■ **Short exercise**
Give the count of lines in the data that include "title", with no other words.

■ **Dataset rows**
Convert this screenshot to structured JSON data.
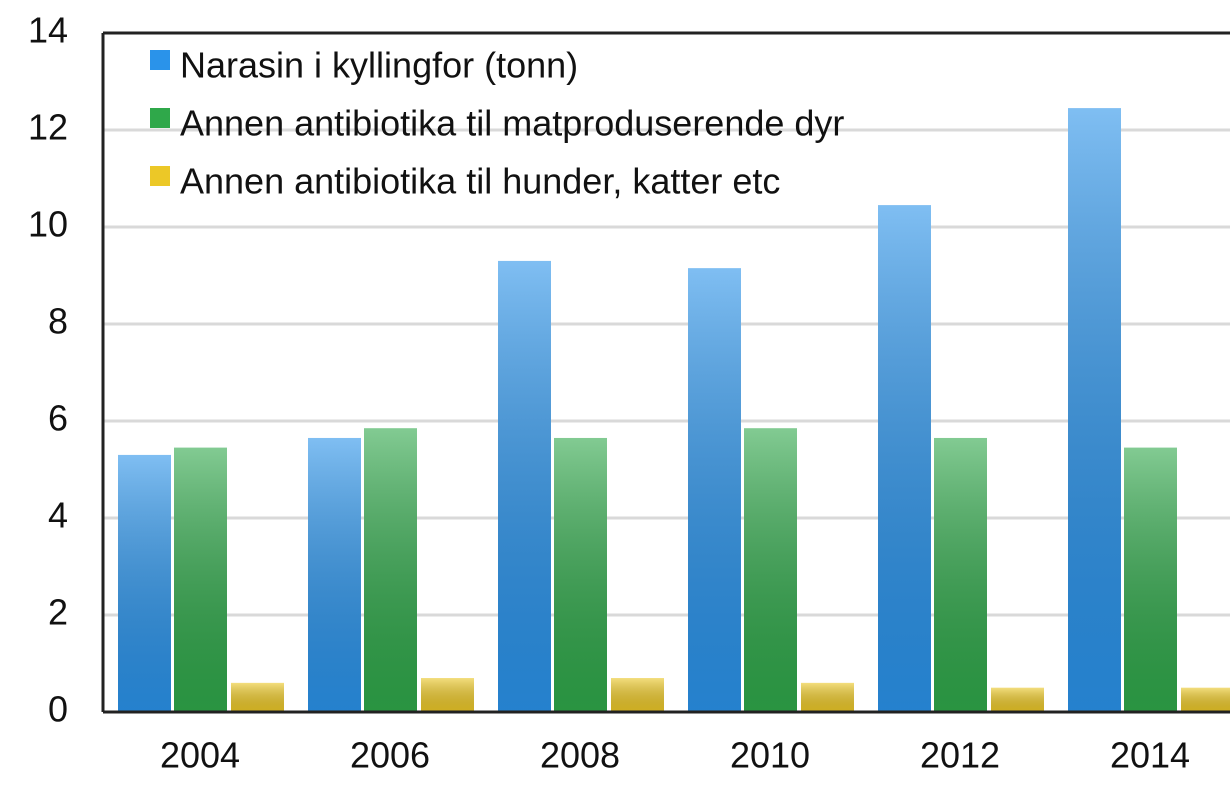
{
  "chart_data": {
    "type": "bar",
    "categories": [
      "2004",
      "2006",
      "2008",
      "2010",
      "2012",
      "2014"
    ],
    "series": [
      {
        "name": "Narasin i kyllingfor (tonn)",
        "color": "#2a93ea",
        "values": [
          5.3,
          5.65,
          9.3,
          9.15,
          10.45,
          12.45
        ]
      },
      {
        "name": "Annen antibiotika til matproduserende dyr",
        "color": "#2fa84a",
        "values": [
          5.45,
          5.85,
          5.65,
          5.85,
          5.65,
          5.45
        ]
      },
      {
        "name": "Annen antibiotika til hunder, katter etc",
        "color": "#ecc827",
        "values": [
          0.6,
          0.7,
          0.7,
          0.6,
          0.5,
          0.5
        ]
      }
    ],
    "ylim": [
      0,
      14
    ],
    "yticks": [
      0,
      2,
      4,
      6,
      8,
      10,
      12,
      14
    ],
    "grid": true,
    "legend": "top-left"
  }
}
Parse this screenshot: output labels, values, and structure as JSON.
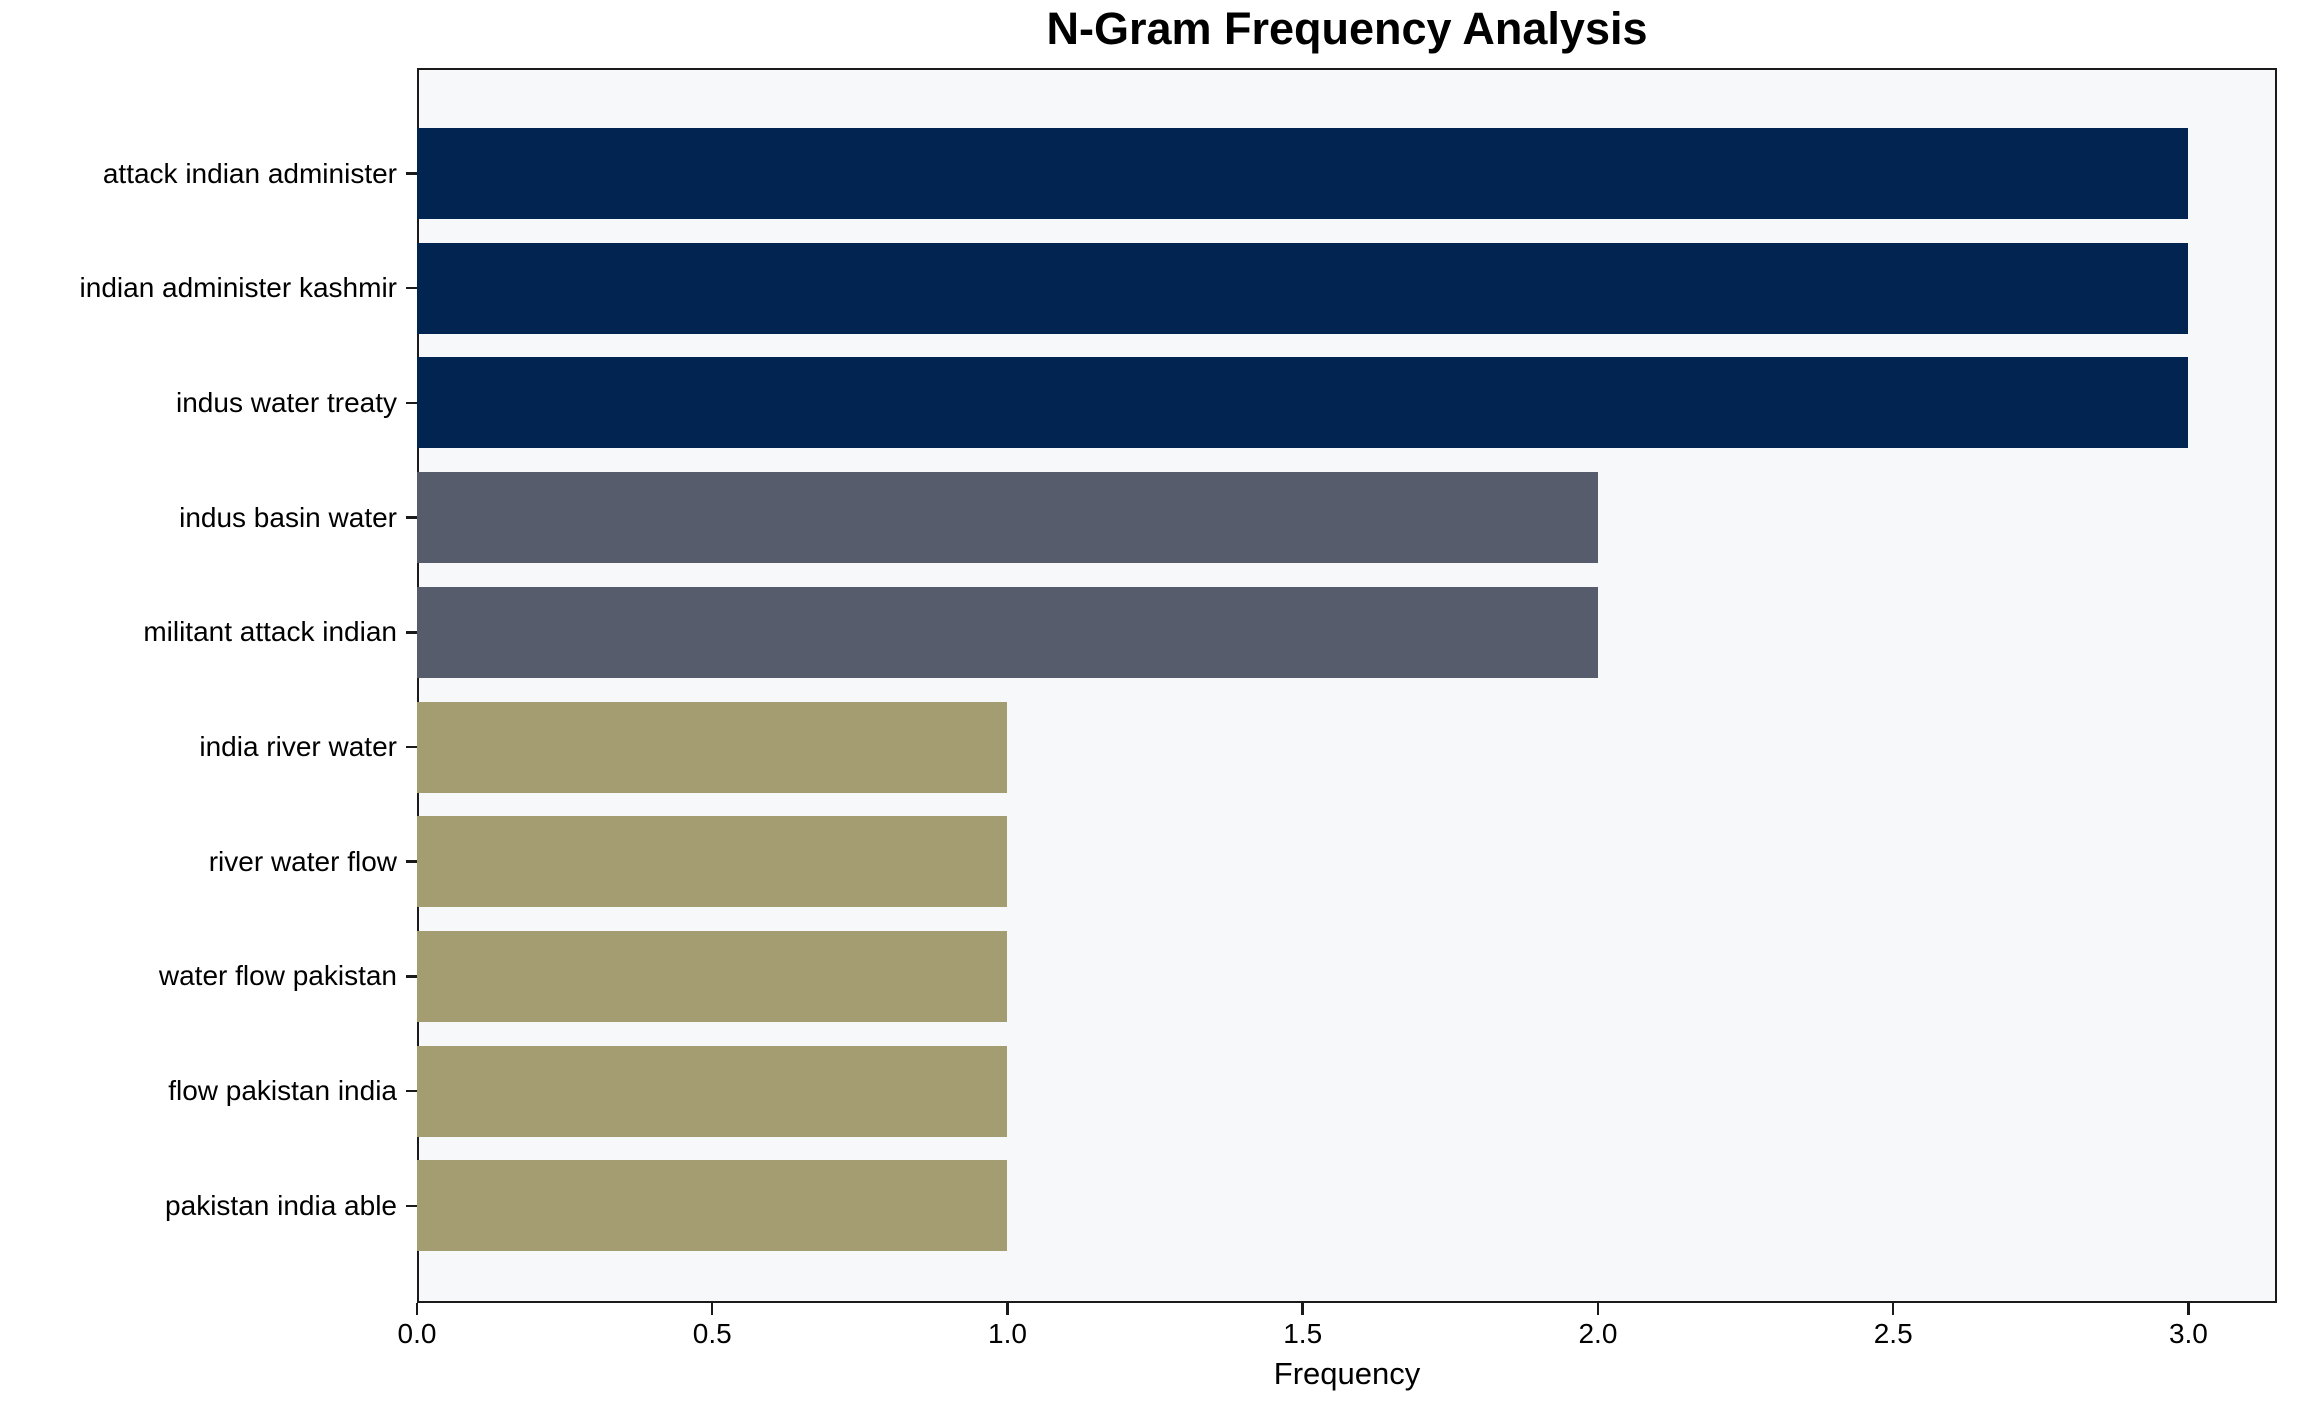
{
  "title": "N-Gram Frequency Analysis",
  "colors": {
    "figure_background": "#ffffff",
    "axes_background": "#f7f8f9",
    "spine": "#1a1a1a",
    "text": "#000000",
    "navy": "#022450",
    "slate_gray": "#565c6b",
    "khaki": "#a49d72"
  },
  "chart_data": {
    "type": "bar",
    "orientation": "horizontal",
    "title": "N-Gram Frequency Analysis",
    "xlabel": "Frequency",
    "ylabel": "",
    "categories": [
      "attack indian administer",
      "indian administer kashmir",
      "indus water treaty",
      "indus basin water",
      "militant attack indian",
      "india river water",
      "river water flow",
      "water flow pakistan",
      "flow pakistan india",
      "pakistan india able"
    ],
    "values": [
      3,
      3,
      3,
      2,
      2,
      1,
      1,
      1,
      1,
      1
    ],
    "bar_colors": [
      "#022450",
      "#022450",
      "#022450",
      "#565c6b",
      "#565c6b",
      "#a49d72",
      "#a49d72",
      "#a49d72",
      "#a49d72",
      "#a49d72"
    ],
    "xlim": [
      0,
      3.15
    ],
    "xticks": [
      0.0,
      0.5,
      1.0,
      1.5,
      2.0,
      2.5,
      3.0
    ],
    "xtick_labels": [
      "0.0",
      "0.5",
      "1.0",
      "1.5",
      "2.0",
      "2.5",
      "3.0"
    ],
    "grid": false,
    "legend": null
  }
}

■ **Correct answer**
2